Each line of the listing must be transcribed exactly, except for the images, which should be excluded.

## DATA EXTRACT
+---+
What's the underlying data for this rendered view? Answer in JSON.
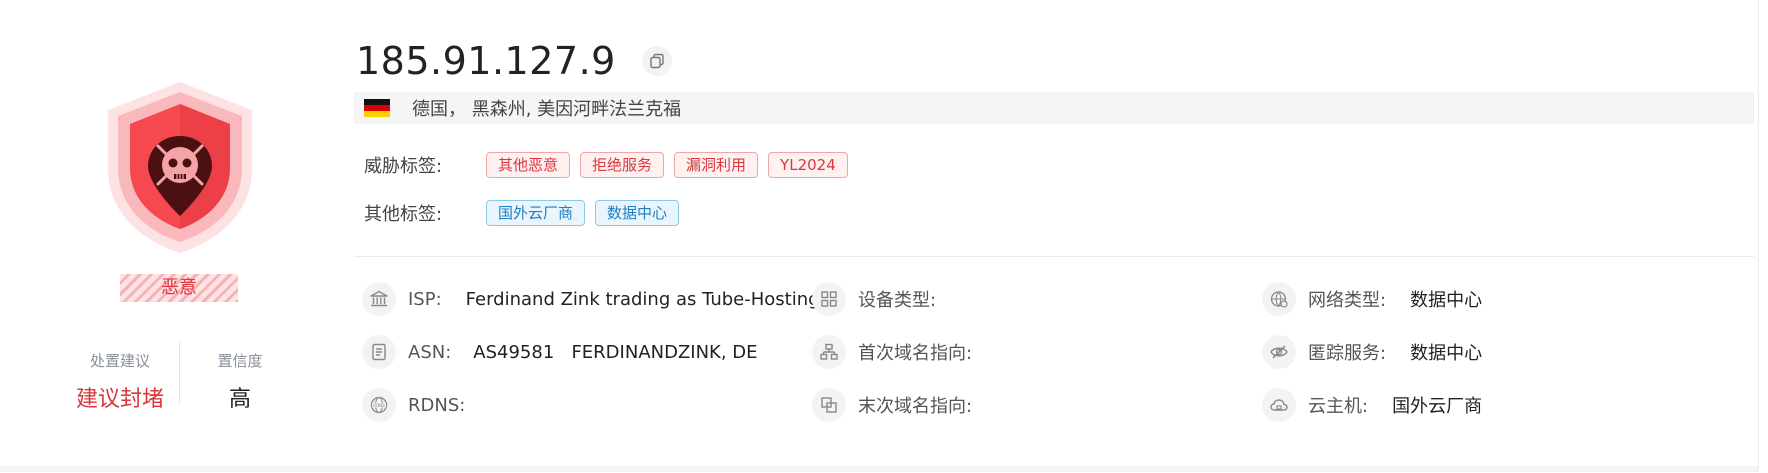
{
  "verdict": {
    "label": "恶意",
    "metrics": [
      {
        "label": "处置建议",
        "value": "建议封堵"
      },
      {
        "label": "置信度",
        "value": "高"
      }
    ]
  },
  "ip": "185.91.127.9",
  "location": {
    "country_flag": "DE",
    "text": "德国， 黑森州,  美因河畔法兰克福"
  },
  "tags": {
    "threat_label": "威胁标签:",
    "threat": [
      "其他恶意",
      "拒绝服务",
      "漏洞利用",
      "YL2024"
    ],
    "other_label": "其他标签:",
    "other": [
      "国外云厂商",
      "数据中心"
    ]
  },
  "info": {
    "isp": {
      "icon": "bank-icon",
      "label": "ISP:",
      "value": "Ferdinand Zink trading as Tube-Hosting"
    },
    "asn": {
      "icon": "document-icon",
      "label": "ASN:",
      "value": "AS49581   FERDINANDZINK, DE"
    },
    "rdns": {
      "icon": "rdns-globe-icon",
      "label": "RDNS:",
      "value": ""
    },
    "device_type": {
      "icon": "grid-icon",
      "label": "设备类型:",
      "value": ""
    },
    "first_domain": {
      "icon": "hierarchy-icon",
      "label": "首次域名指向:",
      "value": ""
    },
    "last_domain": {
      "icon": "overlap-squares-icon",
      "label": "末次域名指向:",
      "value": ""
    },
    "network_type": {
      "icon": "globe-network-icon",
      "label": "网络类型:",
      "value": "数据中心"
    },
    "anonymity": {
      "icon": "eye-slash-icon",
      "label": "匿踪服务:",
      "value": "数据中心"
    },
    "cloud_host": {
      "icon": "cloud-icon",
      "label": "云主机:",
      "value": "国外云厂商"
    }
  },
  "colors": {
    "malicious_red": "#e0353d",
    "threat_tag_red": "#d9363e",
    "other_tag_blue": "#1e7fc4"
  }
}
+---+
## SOLUTION FOR THIS TASK
What's the underlying data for this rendered view? Answer in JSON.
{
  "verdict": {
    "label": "恶意",
    "metrics": [
      {
        "label": "处置建议",
        "value": "建议封堵"
      },
      {
        "label": "置信度",
        "value": "高"
      }
    ]
  },
  "ip": "185.91.127.9",
  "location": {
    "country_flag": "DE",
    "text": "德国， 黑森州,  美因河畔法兰克福"
  },
  "tags": {
    "threat_label": "威胁标签:",
    "threat": [
      "其他恶意",
      "拒绝服务",
      "漏洞利用",
      "YL2024"
    ],
    "other_label": "其他标签:",
    "other": [
      "国外云厂商",
      "数据中心"
    ]
  },
  "info": {
    "isp": {
      "icon": "bank-icon",
      "label": "ISP:",
      "value": "Ferdinand Zink trading as Tube-Hosting"
    },
    "asn": {
      "icon": "document-icon",
      "label": "ASN:",
      "value": "AS49581   FERDINANDZINK, DE"
    },
    "rdns": {
      "icon": "rdns-globe-icon",
      "label": "RDNS:",
      "value": ""
    },
    "device_type": {
      "icon": "grid-icon",
      "label": "设备类型:",
      "value": ""
    },
    "first_domain": {
      "icon": "hierarchy-icon",
      "label": "首次域名指向:",
      "value": ""
    },
    "last_domain": {
      "icon": "overlap-squares-icon",
      "label": "末次域名指向:",
      "value": ""
    },
    "network_type": {
      "icon": "globe-network-icon",
      "label": "网络类型:",
      "value": "数据中心"
    },
    "anonymity": {
      "icon": "eye-slash-icon",
      "label": "匿踪服务:",
      "value": "数据中心"
    },
    "cloud_host": {
      "icon": "cloud-icon",
      "label": "云主机:",
      "value": "国外云厂商"
    }
  },
  "colors": {
    "malicious_red": "#e0353d",
    "threat_tag_red": "#d9363e",
    "other_tag_blue": "#1e7fc4"
  }
}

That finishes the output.